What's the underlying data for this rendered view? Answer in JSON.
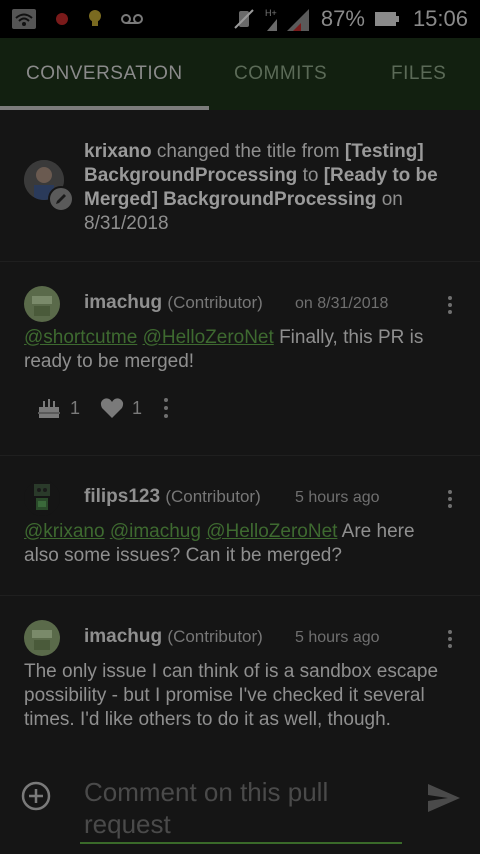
{
  "status_bar": {
    "battery_percent": "87%",
    "time": "15:06",
    "network_type": "H+",
    "icons": [
      "wifi-icon",
      "notification-dot-icon",
      "lightbulb-icon",
      "voicemail-icon",
      "mute-icon",
      "signal-icon",
      "battery-icon"
    ]
  },
  "tabs": [
    {
      "label": "CONVERSATION",
      "active": true
    },
    {
      "label": "COMMITS",
      "active": false
    },
    {
      "label": "FILES",
      "active": false
    }
  ],
  "title_event": {
    "user": "krixano",
    "action": "changed the title from",
    "old_title": "[Testing] BackgroundProcessing",
    "connector": "to",
    "new_title": "[Ready to be Merged] BackgroundProcessing",
    "date_prefix": "on",
    "date": "8/31/2018"
  },
  "comments": [
    {
      "user": "imachug",
      "role": "(Contributor)",
      "time": "on 8/31/2018",
      "mentions": [
        "@shortcutme",
        "@HelloZeroNet"
      ],
      "text": "Finally, this PR is ready to be merged!",
      "reactions": {
        "cake_count": "1",
        "heart_count": "1"
      }
    },
    {
      "user": "filips123",
      "role": "(Contributor)",
      "time": "5 hours ago",
      "mentions": [
        "@krixano",
        "@imachug",
        "@HelloZeroNet"
      ],
      "text": "Are here also some issues? Can it be merged?"
    },
    {
      "user": "imachug",
      "role": "(Contributor)",
      "time": "5 hours ago",
      "text": "The only issue I can think of is a sandbox escape possibility - but I promise I've checked it several times. I'd like others to do it as well, though."
    }
  ],
  "composer": {
    "placeholder": "Comment on this pull request"
  },
  "colors": {
    "tab_bar": "#122010",
    "mention": "#3e6a30",
    "input_underline": "#3a6a2a"
  }
}
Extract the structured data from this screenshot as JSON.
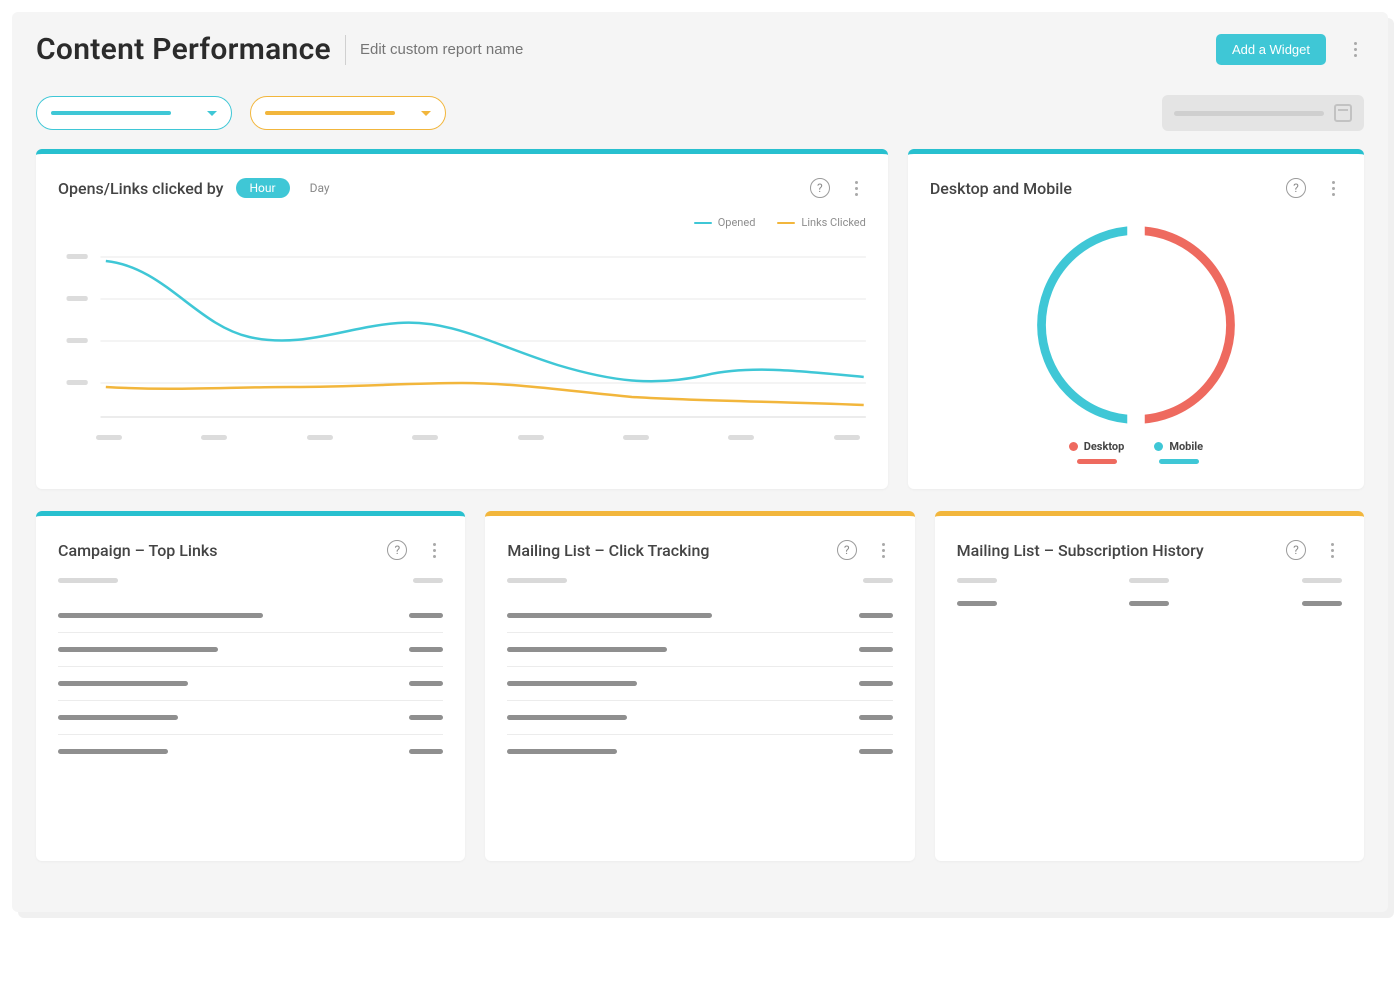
{
  "header": {
    "title": "Content Performance",
    "edit_placeholder": "Edit custom report name",
    "add_widget_label": "Add a Widget"
  },
  "cards": {
    "opens_links": {
      "title": "Opens/Links clicked by",
      "toggles": {
        "hour": "Hour",
        "day": "Day",
        "active": "hour"
      },
      "legend": {
        "opened": "Opened",
        "links_clicked": "Links Clicked"
      }
    },
    "device": {
      "title": "Desktop and Mobile",
      "legend": {
        "desktop": "Desktop",
        "mobile": "Mobile"
      }
    },
    "top_links": {
      "title": "Campaign – Top Links"
    },
    "click_tracking": {
      "title": "Mailing List – Click Tracking"
    },
    "sub_history": {
      "title": "Mailing List – Subscription History"
    }
  },
  "colors": {
    "teal": "#3fc7d6",
    "yellow": "#f2b63c",
    "red": "#ee6a5f"
  },
  "chart_data": [
    {
      "id": "opens_links_line",
      "type": "line",
      "title": "Opens/Links clicked by Hour",
      "x": [
        0,
        1,
        2,
        3,
        4,
        5,
        6,
        7
      ],
      "series": [
        {
          "name": "Opened",
          "color": "#3fc7d6",
          "values": [
            92,
            60,
            48,
            58,
            52,
            38,
            34,
            40,
            42,
            36
          ]
        },
        {
          "name": "Links Clicked",
          "color": "#f2b63c",
          "values": [
            22,
            20,
            22,
            22,
            24,
            24,
            18,
            16,
            15,
            14
          ]
        }
      ],
      "ylim": [
        0,
        100
      ],
      "xlabel": "",
      "ylabel": ""
    },
    {
      "id": "device_donut",
      "type": "pie",
      "title": "Desktop and Mobile",
      "categories": [
        "Desktop",
        "Mobile"
      ],
      "values": [
        50,
        50
      ],
      "colors": [
        "#ee6a5f",
        "#3fc7d6"
      ]
    }
  ]
}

——————

Task instructions: Go through the listing above and quote it exactly, apart from its images.

Solution to this problem:
What's the underlying data for this rendered view? Answer in JSON.
{
  "status_bar": {
    "battery_percent": "87%",
    "time": "15:06",
    "network_type": "H+",
    "icons": [
      "wifi-icon",
      "notification-dot-icon",
      "lightbulb-icon",
      "voicemail-icon",
      "mute-icon",
      "signal-icon",
      "battery-icon"
    ]
  },
  "tabs": [
    {
      "label": "CONVERSATION",
      "active": true
    },
    {
      "label": "COMMITS",
      "active": false
    },
    {
      "label": "FILES",
      "active": false
    }
  ],
  "title_event": {
    "user": "krixano",
    "action": "changed the title from",
    "old_title": "[Testing] BackgroundProcessing",
    "connector": "to",
    "new_title": "[Ready to be Merged] BackgroundProcessing",
    "date_prefix": "on",
    "date": "8/31/2018"
  },
  "comments": [
    {
      "user": "imachug",
      "role": "(Contributor)",
      "time": "on 8/31/2018",
      "mentions": [
        "@shortcutme",
        "@HelloZeroNet"
      ],
      "text": "Finally, this PR is ready to be merged!",
      "reactions": {
        "cake_count": "1",
        "heart_count": "1"
      }
    },
    {
      "user": "filips123",
      "role": "(Contributor)",
      "time": "5 hours ago",
      "mentions": [
        "@krixano",
        "@imachug",
        "@HelloZeroNet"
      ],
      "text": "Are here also some issues? Can it be merged?"
    },
    {
      "user": "imachug",
      "role": "(Contributor)",
      "time": "5 hours ago",
      "text": "The only issue I can think of is a sandbox escape possibility - but I promise I've checked it several times. I'd like others to do it as well, though."
    }
  ],
  "composer": {
    "placeholder": "Comment on this pull request"
  },
  "colors": {
    "tab_bar": "#122010",
    "mention": "#3e6a30",
    "input_underline": "#3a6a2a"
  }
}
Extract the structured data from this screenshot as JSON.
{
  "header": {
    "title": "Content Performance",
    "edit_placeholder": "Edit custom report name",
    "add_widget_label": "Add a Widget"
  },
  "cards": {
    "opens_links": {
      "title": "Opens/Links clicked by",
      "toggles": {
        "hour": "Hour",
        "day": "Day",
        "active": "hour"
      },
      "legend": {
        "opened": "Opened",
        "links_clicked": "Links Clicked"
      }
    },
    "device": {
      "title": "Desktop and Mobile",
      "legend": {
        "desktop": "Desktop",
        "mobile": "Mobile"
      }
    },
    "top_links": {
      "title": "Campaign – Top Links"
    },
    "click_tracking": {
      "title": "Mailing List – Click Tracking"
    },
    "sub_history": {
      "title": "Mailing List – Subscription History"
    }
  },
  "colors": {
    "teal": "#3fc7d6",
    "yellow": "#f2b63c",
    "red": "#ee6a5f"
  },
  "chart_data": [
    {
      "id": "opens_links_line",
      "type": "line",
      "title": "Opens/Links clicked by Hour",
      "x": [
        0,
        1,
        2,
        3,
        4,
        5,
        6,
        7
      ],
      "series": [
        {
          "name": "Opened",
          "color": "#3fc7d6",
          "values": [
            92,
            60,
            48,
            58,
            52,
            38,
            34,
            40,
            42,
            36
          ]
        },
        {
          "name": "Links Clicked",
          "color": "#f2b63c",
          "values": [
            22,
            20,
            22,
            22,
            24,
            24,
            18,
            16,
            15,
            14
          ]
        }
      ],
      "ylim": [
        0,
        100
      ],
      "xlabel": "",
      "ylabel": ""
    },
    {
      "id": "device_donut",
      "type": "pie",
      "title": "Desktop and Mobile",
      "categories": [
        "Desktop",
        "Mobile"
      ],
      "values": [
        50,
        50
      ],
      "colors": [
        "#ee6a5f",
        "#3fc7d6"
      ]
    }
  ]
}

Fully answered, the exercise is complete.